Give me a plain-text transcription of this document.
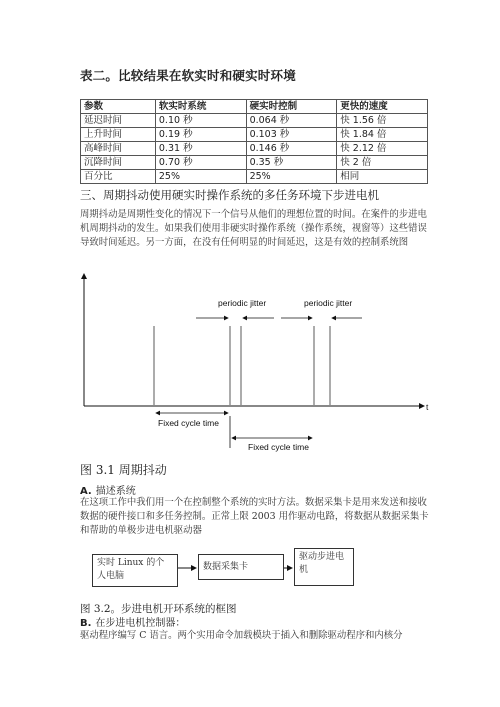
表二。比较结果在软实时和硬实时环境
参数	软实时系统	硬实时控制	更快的速度
延迟时间	0.10 秒	0.064 秒	快 1.56 倍
上升时间	0.19 秒	0.103 秒	快 1.84 倍
高峰时间	0.31 秒	0.146 秒	快 2.12 倍
沉降时间	0.70 秒	0.35 秒	快 2 倍
百分比	25%	25%	相同
三、周期抖动使用硬实时操作系统的多任务环境下步进电机
周期抖动是周期性变化的情况下一个信号从他们的理想位置的时间。在案件的步进电机周期抖动的发生。如果我们使用非硬实时操作系统（操作系统，视窗等）这些错误导致时间延迟。另一方面，在没有任何明显的时间延迟，这是有效的控制系统图
t
periodic jitter	periodic jitter
Fixed cycle time
Fixed cycle time
图 3.1 周期抖动
A. 描述系统
在这项工作中我们用一个在控制整个系统的实时方法。数据采集卡是用来发送和接收数据的硬件接口和多任务控制。正常上限 2003 用作驱动电路，将数据从数据采集卡和帮助的单极步进电机驱动器
实时 Linux 的个人电脑
数据采集卡
驱动步进电机
图 3.2。步进电机开环系统的框图
B. 在步进电机控制器：
驱动程序编写 C 语言。两个实用命令加载模块于插入和删除驱动程序和内核分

## Exercise requirements
Leave out the pictures and transcribe everything else exactly.

## Result of this task
Give me a plain-text transcription of this document.
表二。比较结果在软实时和硬实时环境
参数	软实时系统	硬实时控制	更快的速度
延迟时间	0.10 秒	0.064 秒	快 1.56 倍
上升时间	0.19 秒	0.103 秒	快 1.84 倍
高峰时间	0.31 秒	0.146 秒	快 2.12 倍
沉降时间	0.70 秒	0.35 秒	快 2 倍
百分比	25%	25%	相同
三、周期抖动使用硬实时操作系统的多任务环境下步进电机
周期抖动是周期性变化的情况下一个信号从他们的理想位置的时间。在案件的步进电机周期抖动的发生。如果我们使用非硬实时操作系统（操作系统，视窗等）这些错误导致时间延迟。另一方面，在没有任何明显的时间延迟，这是有效的控制系统图
t
periodic jitter	periodic jitter
Fixed cycle time
Fixed cycle time
图 3.1 周期抖动
A. 描述系统
在这项工作中我们用一个在控制整个系统的实时方法。数据采集卡是用来发送和接收数据的硬件接口和多任务控制。正常上限 2003 用作驱动电路，将数据从数据采集卡和帮助的单极步进电机驱动器
实时 Linux 的个人电脑
数据采集卡
驱动步进电机
图 3.2。步进电机开环系统的框图
B. 在步进电机控制器：
驱动程序编写 C 语言。两个实用命令加载模块于插入和删除驱动程序和内核分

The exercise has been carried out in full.